**** RECORDS TO PROCESS ****

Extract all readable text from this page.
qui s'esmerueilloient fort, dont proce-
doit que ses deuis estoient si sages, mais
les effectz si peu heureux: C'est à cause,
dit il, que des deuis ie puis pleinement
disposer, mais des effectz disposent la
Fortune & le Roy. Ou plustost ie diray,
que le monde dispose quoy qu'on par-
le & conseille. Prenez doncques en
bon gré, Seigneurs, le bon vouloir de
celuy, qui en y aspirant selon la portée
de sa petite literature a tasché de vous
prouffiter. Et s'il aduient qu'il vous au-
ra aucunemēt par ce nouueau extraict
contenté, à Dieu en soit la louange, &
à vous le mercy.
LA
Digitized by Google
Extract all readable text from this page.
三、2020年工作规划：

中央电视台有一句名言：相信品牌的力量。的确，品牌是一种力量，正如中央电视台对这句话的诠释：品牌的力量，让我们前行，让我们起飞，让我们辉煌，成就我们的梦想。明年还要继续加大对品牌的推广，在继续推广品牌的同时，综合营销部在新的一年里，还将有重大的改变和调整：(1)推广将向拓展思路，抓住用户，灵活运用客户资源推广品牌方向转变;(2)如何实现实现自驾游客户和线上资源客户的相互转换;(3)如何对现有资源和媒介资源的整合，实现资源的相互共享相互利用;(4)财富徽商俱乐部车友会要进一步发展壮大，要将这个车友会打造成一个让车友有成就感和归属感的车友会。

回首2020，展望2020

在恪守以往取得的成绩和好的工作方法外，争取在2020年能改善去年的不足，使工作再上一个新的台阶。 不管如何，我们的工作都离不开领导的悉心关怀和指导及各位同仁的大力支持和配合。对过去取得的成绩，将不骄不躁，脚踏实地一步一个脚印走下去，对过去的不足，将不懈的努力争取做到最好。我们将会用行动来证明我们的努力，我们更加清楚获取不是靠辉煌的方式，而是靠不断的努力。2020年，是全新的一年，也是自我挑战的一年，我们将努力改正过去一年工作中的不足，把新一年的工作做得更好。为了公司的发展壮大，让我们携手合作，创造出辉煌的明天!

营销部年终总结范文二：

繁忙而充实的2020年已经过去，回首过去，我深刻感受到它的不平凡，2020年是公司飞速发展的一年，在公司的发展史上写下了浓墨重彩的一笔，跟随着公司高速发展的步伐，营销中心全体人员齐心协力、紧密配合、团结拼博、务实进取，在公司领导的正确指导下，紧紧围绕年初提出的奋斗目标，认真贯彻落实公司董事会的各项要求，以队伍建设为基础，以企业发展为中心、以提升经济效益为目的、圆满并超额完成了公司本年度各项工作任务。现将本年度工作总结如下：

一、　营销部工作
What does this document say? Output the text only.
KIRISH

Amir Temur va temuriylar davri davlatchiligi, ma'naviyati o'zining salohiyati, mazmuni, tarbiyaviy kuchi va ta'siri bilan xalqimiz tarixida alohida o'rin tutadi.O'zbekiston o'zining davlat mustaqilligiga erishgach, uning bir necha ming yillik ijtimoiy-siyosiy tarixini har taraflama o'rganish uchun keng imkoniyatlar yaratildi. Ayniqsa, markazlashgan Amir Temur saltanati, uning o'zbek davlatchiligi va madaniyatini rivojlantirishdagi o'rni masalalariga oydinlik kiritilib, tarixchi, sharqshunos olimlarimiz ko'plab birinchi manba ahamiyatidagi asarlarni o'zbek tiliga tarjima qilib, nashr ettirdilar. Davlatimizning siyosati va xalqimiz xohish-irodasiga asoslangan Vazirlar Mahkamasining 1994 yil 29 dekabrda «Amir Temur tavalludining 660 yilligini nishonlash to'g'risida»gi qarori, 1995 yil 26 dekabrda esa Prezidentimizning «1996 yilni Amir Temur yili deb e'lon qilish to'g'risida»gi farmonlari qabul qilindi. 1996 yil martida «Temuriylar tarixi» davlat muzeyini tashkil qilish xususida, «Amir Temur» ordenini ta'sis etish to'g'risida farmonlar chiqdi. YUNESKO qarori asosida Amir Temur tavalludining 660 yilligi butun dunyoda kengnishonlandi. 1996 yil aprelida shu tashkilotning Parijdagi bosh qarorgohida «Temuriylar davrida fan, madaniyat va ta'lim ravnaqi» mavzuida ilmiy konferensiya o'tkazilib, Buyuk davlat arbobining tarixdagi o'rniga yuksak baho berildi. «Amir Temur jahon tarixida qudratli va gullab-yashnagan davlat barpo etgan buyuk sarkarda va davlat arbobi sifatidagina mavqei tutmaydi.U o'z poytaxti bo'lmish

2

****

EXERCISE: Tally the lines in these entries that have the string "mais" in them, then answer with the count and nothing else.

COMPLETE RESPONSE: 2